**Task**: What you return should match every record exactly, with the images removed.

**Records for the exercise**:
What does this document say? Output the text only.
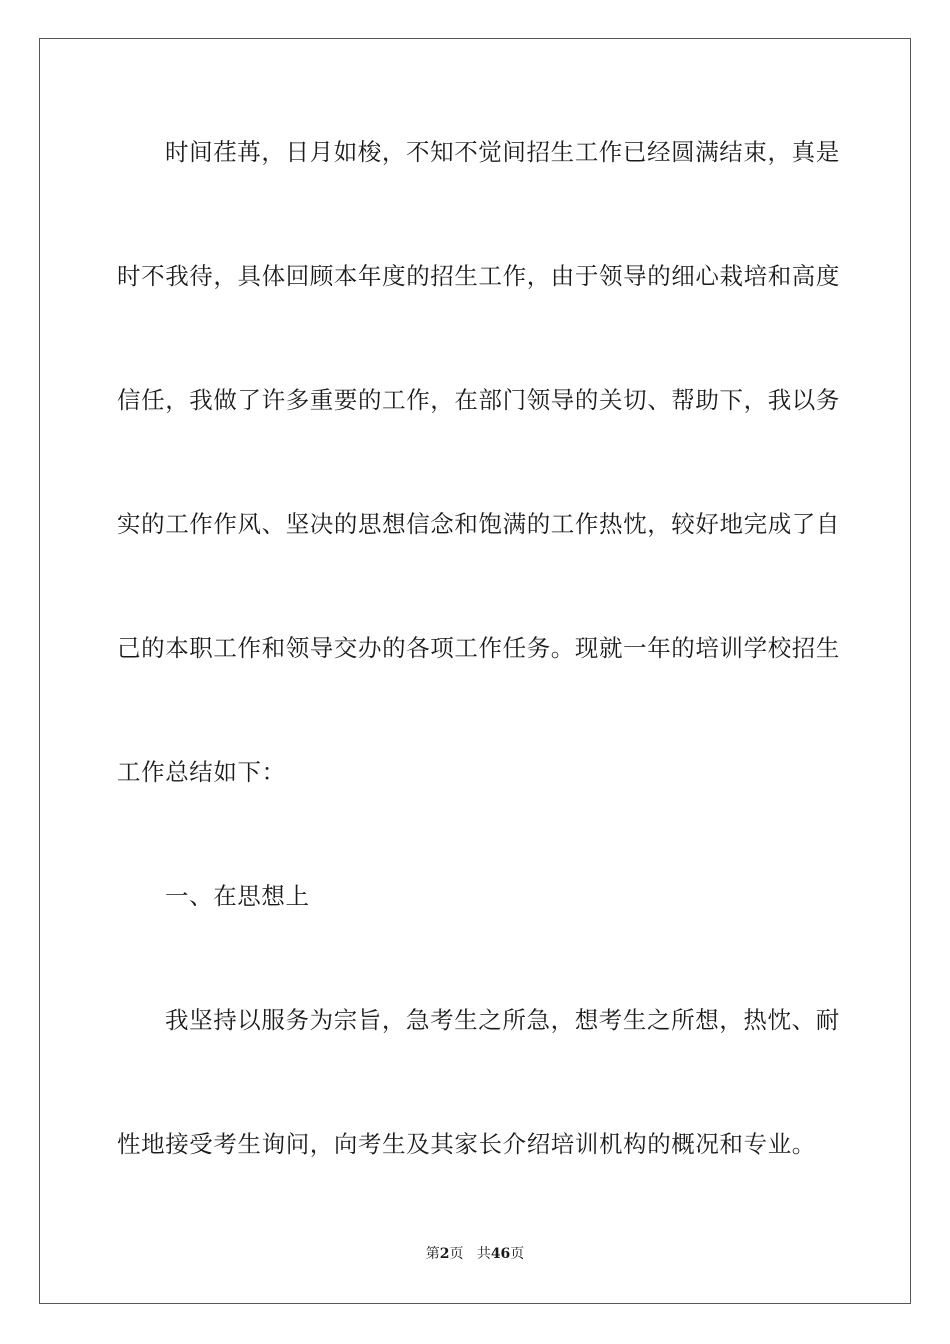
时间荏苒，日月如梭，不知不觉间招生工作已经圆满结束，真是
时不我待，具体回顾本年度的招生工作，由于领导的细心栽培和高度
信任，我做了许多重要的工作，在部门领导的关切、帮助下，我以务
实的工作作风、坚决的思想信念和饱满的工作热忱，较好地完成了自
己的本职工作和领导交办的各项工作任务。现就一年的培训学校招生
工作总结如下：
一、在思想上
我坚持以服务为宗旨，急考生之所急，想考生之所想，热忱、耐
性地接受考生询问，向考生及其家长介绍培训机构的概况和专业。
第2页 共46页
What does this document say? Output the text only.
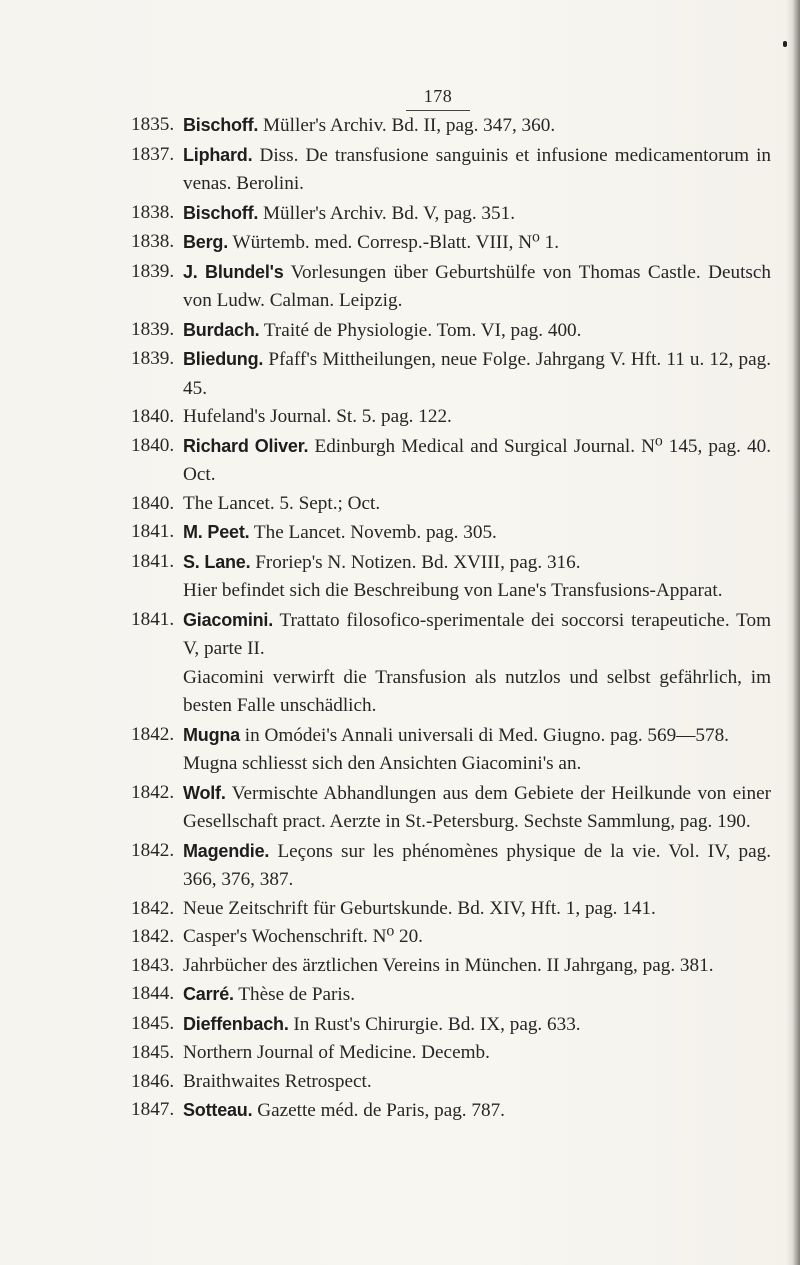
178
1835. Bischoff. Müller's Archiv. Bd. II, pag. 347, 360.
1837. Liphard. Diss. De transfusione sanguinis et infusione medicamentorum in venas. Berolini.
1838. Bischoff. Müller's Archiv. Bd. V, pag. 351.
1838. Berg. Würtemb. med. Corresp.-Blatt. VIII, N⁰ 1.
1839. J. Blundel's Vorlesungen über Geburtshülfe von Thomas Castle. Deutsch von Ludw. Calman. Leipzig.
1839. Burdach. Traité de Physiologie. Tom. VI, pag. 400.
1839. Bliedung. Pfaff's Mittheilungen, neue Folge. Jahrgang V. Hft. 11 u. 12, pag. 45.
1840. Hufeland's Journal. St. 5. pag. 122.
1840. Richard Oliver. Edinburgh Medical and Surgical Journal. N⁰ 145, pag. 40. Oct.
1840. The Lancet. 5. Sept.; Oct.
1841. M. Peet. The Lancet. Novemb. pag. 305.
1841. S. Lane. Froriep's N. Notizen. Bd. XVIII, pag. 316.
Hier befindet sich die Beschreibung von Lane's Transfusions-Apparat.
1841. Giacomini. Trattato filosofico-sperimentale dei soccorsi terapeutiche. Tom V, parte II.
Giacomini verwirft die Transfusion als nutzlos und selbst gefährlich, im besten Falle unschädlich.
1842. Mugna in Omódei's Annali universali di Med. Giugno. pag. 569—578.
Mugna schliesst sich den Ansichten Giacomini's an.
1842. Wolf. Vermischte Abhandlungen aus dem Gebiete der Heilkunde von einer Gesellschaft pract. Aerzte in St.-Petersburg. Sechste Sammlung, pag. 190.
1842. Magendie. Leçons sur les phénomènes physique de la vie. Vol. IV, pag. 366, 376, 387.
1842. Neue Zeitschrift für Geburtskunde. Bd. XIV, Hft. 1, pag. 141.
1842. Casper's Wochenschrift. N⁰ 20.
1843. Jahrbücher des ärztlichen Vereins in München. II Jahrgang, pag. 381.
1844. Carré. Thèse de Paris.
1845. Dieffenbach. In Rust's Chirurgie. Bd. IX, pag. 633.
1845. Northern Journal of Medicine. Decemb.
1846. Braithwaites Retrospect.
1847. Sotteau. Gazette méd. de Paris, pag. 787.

**Finished task**:
What does this document say? Output the text only.
时间荏苒，日月如梭，不知不觉间招生工作已经圆满结束，真是
时不我待，具体回顾本年度的招生工作，由于领导的细心栽培和高度
信任，我做了许多重要的工作，在部门领导的关切、帮助下，我以务
实的工作作风、坚决的思想信念和饱满的工作热忱，较好地完成了自
己的本职工作和领导交办的各项工作任务。现就一年的培训学校招生
工作总结如下：
一、在思想上
我坚持以服务为宗旨，急考生之所急，想考生之所想，热忱、耐
性地接受考生询问，向考生及其家长介绍培训机构的概况和专业。
第2页 共46页
What does this document say? Output the text only.
178
1835. Bischoff. Müller's Archiv. Bd. II, pag. 347, 360.
1837. Liphard. Diss. De transfusione sanguinis et infusione medicamentorum in venas. Berolini.
1838. Bischoff. Müller's Archiv. Bd. V, pag. 351.
1838. Berg. Würtemb. med. Corresp.-Blatt. VIII, N⁰ 1.
1839. J. Blundel's Vorlesungen über Geburtshülfe von Thomas Castle. Deutsch von Ludw. Calman. Leipzig.
1839. Burdach. Traité de Physiologie. Tom. VI, pag. 400.
1839. Bliedung. Pfaff's Mittheilungen, neue Folge. Jahrgang V. Hft. 11 u. 12, pag. 45.
1840. Hufeland's Journal. St. 5. pag. 122.
1840. Richard Oliver. Edinburgh Medical and Surgical Journal. N⁰ 145, pag. 40. Oct.
1840. The Lancet. 5. Sept.; Oct.
1841. M. Peet. The Lancet. Novemb. pag. 305.
1841. S. Lane. Froriep's N. Notizen. Bd. XVIII, pag. 316.
Hier befindet sich die Beschreibung von Lane's Transfusions-Apparat.
1841. Giacomini. Trattato filosofico-sperimentale dei soccorsi terapeutiche. Tom V, parte II.
Giacomini verwirft die Transfusion als nutzlos und selbst gefährlich, im besten Falle unschädlich.
1842. Mugna in Omódei's Annali universali di Med. Giugno. pag. 569—578.
Mugna schliesst sich den Ansichten Giacomini's an.
1842. Wolf. Vermischte Abhandlungen aus dem Gebiete der Heilkunde von einer Gesellschaft pract. Aerzte in St.-Petersburg. Sechste Sammlung, pag. 190.
1842. Magendie. Leçons sur les phénomènes physique de la vie. Vol. IV, pag. 366, 376, 387.
1842. Neue Zeitschrift für Geburtskunde. Bd. XIV, Hft. 1, pag. 141.
1842. Casper's Wochenschrift. N⁰ 20.
1843. Jahrbücher des ärztlichen Vereins in München. II Jahrgang, pag. 381.
1844. Carré. Thèse de Paris.
1845. Dieffenbach. In Rust's Chirurgie. Bd. IX, pag. 633.
1845. Northern Journal of Medicine. Decemb.
1846. Braithwaites Retrospect.
1847. Sotteau. Gazette méd. de Paris, pag. 787.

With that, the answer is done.